• [WRITTEN INSTRUCTION]:
Scan the material that follows. Copy every line containing the word "Ecosystem".

• [RECORDS SHOWN]:
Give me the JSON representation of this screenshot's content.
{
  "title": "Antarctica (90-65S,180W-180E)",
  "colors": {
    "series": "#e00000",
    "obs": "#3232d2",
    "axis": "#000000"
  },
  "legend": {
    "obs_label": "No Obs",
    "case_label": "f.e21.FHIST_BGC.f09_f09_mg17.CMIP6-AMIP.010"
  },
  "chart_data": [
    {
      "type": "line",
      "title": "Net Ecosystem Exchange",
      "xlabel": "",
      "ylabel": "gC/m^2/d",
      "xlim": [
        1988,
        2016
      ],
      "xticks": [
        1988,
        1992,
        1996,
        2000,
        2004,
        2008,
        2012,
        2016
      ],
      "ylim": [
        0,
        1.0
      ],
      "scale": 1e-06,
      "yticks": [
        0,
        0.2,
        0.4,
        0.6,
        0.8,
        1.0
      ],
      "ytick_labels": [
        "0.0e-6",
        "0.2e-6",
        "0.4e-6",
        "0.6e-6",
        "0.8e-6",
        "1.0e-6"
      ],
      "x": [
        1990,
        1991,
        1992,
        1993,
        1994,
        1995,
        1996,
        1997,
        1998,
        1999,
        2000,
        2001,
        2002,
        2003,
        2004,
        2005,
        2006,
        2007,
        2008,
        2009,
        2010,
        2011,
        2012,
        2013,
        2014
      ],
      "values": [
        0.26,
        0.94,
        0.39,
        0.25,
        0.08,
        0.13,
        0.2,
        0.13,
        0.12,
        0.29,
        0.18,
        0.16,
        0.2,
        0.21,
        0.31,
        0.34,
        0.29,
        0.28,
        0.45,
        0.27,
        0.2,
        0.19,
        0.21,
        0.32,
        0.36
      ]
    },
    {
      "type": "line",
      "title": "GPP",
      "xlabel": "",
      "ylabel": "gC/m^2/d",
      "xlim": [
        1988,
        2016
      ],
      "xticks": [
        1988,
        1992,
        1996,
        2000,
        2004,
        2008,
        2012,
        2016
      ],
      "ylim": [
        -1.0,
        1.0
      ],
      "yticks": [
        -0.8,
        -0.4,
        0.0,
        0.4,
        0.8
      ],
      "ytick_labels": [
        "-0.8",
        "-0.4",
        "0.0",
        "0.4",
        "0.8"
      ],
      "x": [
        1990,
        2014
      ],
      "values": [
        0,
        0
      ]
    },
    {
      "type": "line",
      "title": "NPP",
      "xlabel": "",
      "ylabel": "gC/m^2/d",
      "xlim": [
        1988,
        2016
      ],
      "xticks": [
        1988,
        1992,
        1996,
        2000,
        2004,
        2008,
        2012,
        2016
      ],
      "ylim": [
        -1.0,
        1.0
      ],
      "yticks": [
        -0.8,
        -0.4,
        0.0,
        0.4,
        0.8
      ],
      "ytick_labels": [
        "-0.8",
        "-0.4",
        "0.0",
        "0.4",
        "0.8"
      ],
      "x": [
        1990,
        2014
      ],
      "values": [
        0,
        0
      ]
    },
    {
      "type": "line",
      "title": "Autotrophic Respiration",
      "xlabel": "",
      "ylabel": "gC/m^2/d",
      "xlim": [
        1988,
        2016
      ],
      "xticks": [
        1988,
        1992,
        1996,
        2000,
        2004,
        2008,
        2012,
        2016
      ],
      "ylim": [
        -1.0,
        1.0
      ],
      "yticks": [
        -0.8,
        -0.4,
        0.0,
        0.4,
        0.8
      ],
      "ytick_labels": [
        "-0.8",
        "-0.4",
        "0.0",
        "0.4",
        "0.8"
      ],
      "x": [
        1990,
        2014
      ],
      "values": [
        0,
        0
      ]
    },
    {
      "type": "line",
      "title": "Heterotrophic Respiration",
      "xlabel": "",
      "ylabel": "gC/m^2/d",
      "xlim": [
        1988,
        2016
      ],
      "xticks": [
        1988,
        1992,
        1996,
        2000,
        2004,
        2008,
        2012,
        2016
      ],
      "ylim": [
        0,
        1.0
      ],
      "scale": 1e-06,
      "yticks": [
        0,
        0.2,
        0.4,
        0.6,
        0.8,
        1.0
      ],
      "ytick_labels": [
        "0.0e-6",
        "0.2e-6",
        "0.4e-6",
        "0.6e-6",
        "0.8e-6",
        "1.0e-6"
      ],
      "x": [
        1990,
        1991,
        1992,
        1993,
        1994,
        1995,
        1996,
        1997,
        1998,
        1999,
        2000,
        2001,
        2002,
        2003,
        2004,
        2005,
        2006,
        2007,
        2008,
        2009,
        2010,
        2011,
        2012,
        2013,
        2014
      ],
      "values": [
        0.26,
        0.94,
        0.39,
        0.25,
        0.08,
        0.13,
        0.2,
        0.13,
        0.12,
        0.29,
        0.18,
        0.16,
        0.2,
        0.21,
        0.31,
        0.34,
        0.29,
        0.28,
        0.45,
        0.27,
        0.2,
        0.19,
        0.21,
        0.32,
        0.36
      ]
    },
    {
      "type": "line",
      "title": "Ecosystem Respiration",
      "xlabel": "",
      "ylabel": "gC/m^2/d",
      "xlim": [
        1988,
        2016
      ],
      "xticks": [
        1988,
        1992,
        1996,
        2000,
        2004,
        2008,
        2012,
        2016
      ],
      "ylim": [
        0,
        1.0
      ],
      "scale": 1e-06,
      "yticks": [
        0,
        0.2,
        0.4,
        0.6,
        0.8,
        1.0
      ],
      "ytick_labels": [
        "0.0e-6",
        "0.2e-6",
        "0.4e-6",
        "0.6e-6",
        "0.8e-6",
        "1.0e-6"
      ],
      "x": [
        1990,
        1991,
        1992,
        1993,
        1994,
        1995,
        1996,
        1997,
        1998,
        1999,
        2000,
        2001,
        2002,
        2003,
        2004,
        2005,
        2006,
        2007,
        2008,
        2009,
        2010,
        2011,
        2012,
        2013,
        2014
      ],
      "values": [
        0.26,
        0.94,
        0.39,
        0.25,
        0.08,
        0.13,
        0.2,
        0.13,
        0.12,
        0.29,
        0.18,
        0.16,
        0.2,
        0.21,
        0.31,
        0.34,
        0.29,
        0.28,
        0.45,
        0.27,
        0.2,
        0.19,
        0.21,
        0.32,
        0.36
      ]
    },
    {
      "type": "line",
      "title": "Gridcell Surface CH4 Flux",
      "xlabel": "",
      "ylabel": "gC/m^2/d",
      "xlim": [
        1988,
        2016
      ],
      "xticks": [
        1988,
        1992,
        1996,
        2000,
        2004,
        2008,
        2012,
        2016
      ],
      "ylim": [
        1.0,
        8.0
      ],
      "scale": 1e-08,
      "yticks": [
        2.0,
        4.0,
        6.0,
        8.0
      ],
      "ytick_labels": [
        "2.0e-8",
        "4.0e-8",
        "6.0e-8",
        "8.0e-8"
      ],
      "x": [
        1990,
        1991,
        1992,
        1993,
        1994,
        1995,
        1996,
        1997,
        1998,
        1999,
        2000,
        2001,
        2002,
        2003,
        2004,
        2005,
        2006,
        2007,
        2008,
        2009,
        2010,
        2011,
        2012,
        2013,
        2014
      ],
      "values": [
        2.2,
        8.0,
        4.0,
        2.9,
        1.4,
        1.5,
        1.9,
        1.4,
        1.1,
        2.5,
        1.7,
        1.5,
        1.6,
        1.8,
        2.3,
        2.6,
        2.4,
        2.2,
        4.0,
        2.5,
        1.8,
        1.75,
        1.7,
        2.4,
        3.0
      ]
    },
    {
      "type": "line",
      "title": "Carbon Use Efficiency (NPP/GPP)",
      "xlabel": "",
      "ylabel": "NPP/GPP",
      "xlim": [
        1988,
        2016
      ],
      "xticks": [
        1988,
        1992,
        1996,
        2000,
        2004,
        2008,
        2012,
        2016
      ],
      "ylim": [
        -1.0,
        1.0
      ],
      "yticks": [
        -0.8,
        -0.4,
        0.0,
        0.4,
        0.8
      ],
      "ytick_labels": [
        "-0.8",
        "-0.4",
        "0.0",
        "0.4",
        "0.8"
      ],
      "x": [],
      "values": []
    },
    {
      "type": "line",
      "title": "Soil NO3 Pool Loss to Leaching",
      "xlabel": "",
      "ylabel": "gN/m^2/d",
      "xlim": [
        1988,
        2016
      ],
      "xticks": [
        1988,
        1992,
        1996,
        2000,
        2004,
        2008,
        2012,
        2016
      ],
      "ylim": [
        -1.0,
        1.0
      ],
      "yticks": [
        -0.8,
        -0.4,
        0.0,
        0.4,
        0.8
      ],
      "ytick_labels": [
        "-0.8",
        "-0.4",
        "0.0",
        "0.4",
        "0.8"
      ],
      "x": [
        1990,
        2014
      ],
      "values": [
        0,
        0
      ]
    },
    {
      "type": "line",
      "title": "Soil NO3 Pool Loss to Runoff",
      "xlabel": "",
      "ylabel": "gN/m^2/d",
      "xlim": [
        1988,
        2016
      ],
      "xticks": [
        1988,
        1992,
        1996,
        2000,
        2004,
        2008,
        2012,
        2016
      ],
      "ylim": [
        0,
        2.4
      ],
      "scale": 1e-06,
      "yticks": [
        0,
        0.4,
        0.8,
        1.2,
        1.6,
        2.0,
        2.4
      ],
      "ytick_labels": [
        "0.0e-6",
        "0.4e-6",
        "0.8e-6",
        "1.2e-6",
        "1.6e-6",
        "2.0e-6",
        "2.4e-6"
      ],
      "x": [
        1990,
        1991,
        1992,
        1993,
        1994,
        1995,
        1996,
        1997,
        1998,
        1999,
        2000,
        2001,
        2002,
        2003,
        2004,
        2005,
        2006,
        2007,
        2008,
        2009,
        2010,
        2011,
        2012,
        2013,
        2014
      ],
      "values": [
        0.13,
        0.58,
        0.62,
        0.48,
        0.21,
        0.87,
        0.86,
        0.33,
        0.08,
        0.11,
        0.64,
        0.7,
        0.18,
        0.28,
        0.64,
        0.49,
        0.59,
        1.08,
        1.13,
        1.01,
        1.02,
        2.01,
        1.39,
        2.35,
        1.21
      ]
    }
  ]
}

--

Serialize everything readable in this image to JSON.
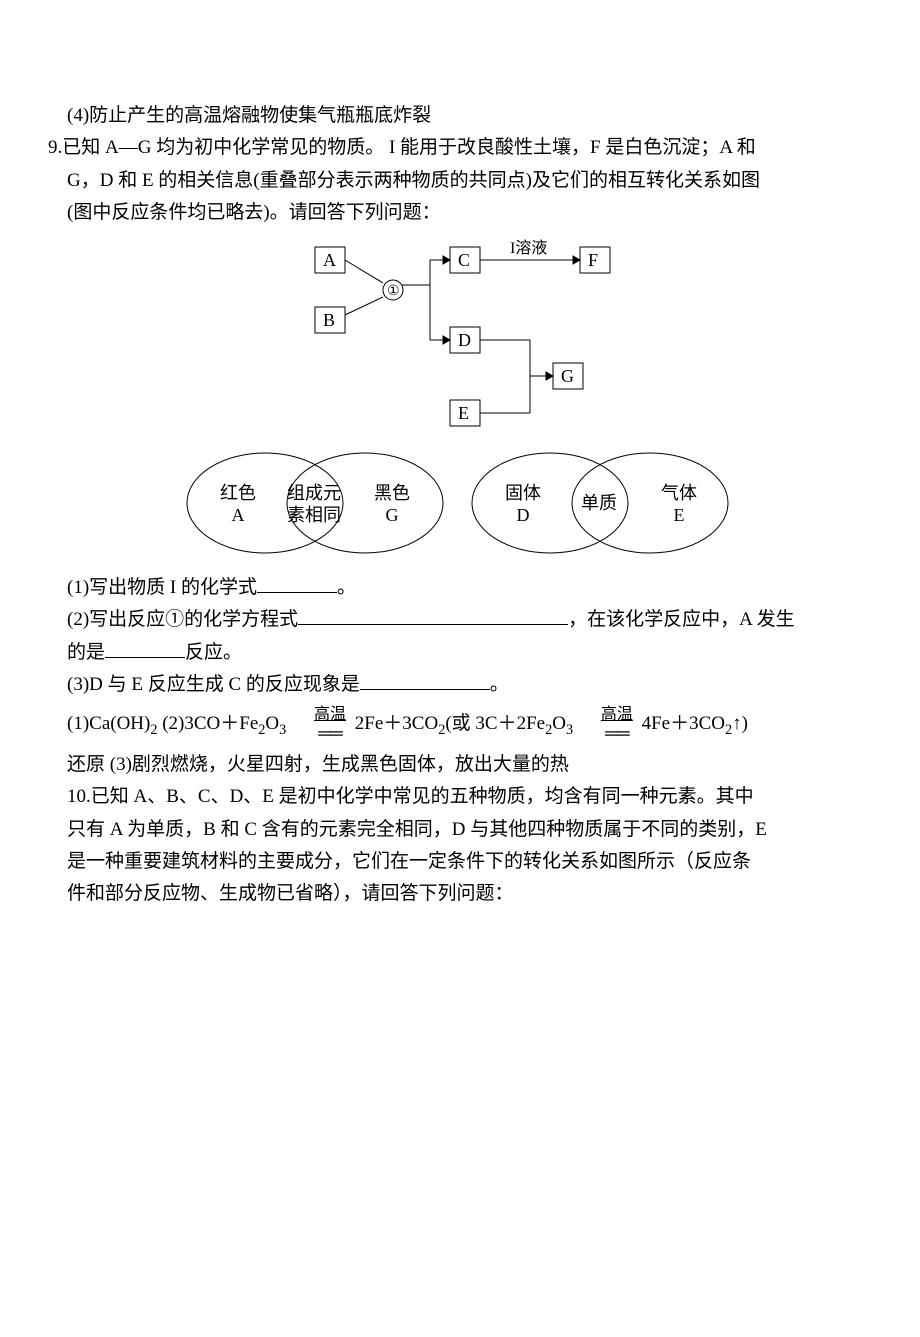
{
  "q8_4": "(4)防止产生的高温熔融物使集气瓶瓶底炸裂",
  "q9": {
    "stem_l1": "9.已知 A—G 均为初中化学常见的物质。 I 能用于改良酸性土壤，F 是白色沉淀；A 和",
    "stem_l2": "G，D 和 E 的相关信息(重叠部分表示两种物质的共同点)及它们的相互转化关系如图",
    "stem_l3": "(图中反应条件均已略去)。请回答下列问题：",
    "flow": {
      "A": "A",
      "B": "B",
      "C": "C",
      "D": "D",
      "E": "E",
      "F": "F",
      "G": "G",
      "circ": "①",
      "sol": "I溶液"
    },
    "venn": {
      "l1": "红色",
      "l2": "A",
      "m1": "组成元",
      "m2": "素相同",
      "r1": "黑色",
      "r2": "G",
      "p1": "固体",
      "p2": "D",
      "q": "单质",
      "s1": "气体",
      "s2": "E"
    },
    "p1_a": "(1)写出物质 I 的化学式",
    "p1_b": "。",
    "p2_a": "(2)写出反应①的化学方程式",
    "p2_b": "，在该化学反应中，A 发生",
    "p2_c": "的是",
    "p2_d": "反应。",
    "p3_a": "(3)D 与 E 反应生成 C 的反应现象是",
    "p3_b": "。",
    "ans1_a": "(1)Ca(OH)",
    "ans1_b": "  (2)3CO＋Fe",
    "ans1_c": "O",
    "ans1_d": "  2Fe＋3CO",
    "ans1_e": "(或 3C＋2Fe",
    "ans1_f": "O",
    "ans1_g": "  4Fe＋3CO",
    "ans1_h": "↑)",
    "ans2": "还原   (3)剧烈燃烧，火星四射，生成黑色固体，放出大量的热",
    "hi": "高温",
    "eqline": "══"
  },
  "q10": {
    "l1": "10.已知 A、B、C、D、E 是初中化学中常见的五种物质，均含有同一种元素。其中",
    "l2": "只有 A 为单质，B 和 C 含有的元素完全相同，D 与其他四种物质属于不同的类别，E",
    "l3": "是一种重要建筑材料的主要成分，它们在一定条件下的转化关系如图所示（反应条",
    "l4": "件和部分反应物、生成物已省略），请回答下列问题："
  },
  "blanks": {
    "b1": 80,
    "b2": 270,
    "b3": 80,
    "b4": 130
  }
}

• [ANSWER TO THE EXERCISE]:
      "title": "Net Ecosystem Exchange",
      "title": "Ecosystem Respiration",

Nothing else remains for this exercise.